PROBLEM STATEMENT
Where a line contains the word "upper", copy that line in full.

SUPPLIED MATERIAL
________________________________________

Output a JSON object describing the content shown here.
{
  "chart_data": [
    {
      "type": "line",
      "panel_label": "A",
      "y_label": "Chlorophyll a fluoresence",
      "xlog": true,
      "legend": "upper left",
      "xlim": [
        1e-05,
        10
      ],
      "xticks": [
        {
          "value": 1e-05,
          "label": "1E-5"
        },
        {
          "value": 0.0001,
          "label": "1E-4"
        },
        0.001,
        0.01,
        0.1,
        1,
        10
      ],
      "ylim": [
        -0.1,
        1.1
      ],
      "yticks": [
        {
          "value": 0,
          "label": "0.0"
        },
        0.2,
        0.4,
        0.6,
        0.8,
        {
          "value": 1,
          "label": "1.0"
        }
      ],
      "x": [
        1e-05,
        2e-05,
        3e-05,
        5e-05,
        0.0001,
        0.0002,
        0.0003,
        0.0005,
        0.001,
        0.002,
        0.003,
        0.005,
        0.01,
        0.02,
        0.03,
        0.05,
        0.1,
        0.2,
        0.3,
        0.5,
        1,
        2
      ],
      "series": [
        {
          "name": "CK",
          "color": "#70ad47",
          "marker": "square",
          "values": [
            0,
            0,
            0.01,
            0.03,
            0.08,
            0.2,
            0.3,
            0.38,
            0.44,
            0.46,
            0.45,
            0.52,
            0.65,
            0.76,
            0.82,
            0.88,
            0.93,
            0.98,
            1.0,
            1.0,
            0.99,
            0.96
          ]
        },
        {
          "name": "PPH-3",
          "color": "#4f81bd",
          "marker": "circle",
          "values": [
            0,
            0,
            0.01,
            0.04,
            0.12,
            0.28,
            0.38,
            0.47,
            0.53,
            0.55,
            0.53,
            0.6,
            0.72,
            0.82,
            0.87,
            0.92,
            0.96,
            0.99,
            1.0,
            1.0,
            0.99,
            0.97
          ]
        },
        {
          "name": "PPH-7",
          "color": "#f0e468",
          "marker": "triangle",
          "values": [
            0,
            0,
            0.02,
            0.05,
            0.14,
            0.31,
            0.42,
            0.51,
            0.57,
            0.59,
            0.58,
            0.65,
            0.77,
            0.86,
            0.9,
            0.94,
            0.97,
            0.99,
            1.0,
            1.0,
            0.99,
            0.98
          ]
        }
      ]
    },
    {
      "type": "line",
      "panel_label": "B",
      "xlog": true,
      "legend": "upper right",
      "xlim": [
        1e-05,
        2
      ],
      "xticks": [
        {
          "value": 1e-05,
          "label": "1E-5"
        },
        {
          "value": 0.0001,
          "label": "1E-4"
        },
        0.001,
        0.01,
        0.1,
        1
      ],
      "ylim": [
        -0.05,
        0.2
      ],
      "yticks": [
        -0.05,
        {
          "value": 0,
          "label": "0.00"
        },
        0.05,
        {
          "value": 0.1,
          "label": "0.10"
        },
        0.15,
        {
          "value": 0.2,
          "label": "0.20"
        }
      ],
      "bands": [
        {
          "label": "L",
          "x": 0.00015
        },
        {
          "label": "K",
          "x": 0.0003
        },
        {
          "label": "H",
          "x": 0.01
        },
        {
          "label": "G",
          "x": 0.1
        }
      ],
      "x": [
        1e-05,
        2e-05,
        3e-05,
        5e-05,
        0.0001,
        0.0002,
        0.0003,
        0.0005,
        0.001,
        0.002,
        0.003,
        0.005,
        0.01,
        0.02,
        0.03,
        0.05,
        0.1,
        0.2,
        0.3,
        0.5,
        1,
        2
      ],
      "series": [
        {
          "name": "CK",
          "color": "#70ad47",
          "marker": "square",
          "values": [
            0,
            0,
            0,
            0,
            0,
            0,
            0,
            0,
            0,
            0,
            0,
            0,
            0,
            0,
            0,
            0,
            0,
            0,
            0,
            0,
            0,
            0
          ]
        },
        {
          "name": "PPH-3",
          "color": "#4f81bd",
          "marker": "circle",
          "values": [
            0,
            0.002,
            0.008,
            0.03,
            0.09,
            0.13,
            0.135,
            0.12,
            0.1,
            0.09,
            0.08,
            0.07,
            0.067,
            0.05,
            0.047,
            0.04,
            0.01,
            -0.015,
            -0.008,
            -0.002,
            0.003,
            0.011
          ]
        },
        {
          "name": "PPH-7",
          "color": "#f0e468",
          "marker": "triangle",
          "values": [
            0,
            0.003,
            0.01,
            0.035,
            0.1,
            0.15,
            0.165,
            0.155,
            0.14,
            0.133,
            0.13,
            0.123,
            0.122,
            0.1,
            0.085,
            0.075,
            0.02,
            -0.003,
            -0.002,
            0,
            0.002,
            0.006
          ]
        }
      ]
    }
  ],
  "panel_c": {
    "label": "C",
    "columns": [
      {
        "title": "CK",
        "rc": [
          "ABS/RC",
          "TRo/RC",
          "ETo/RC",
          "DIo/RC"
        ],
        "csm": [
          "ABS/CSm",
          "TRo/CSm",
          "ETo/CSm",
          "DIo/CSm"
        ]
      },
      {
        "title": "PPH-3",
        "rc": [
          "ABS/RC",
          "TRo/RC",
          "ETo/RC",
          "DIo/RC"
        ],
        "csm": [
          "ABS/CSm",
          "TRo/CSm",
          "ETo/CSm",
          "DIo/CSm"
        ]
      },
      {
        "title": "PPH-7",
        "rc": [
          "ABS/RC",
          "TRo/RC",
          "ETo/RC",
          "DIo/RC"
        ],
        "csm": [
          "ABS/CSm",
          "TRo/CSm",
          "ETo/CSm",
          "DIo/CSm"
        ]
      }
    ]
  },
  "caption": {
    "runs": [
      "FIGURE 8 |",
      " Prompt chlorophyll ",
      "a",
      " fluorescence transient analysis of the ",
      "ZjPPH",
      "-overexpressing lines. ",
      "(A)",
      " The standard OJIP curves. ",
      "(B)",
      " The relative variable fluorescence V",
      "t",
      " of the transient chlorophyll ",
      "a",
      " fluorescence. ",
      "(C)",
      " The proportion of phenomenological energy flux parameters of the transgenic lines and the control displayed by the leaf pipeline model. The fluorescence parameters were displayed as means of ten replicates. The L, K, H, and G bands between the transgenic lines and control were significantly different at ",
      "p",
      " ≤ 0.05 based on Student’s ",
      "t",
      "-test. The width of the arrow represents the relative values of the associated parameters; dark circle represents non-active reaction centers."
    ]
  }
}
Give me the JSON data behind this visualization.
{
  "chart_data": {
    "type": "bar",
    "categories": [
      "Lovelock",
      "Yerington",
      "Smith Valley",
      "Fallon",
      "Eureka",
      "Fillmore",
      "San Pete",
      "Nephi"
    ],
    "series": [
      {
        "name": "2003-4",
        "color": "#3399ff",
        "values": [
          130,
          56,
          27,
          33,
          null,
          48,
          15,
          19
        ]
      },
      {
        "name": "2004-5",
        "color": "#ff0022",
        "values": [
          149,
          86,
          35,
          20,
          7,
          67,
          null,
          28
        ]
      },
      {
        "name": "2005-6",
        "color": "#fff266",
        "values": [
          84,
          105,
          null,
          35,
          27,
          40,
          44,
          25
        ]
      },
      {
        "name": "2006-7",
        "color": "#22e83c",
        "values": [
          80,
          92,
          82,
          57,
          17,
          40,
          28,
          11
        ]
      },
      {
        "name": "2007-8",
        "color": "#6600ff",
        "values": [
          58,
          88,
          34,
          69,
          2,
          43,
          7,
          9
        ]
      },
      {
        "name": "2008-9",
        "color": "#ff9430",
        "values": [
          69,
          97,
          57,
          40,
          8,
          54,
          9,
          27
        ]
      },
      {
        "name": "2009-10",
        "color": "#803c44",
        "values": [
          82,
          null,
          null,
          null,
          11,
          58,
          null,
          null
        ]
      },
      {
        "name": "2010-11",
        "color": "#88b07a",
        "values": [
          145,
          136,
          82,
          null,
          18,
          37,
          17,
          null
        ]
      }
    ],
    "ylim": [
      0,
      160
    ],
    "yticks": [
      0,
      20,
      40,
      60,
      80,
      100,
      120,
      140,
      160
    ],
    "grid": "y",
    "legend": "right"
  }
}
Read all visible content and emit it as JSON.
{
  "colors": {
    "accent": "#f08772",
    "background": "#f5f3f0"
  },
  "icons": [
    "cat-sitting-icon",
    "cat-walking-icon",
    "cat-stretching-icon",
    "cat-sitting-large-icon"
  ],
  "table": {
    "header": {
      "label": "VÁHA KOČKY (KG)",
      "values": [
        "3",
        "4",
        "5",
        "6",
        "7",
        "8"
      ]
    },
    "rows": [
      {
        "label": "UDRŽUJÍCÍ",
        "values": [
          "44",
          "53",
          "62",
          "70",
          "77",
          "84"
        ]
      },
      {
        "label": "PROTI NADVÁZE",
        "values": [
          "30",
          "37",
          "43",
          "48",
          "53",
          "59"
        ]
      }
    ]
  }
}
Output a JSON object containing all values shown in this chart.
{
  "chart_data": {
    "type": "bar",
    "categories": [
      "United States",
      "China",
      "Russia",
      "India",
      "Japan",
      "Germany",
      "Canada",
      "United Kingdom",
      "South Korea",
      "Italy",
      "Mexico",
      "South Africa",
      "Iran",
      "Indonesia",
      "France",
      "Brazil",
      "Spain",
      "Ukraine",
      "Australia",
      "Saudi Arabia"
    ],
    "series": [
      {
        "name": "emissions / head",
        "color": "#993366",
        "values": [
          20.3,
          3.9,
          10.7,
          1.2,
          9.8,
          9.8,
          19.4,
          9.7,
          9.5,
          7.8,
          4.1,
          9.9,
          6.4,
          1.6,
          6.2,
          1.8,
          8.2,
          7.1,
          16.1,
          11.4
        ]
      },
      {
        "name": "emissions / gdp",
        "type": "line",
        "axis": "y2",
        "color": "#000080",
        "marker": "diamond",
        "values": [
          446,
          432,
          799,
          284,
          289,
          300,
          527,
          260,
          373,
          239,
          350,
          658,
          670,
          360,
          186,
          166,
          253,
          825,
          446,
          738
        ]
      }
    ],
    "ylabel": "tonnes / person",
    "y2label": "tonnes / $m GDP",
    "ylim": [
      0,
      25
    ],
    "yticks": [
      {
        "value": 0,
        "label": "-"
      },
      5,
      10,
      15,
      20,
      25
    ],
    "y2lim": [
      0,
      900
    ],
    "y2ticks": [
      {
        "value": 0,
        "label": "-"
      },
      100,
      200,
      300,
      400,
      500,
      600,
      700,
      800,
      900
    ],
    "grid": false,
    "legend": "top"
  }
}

________________________________________

RESULT OF THIS EXERCISE
      "legend": "upper left",
      "legend": "upper right",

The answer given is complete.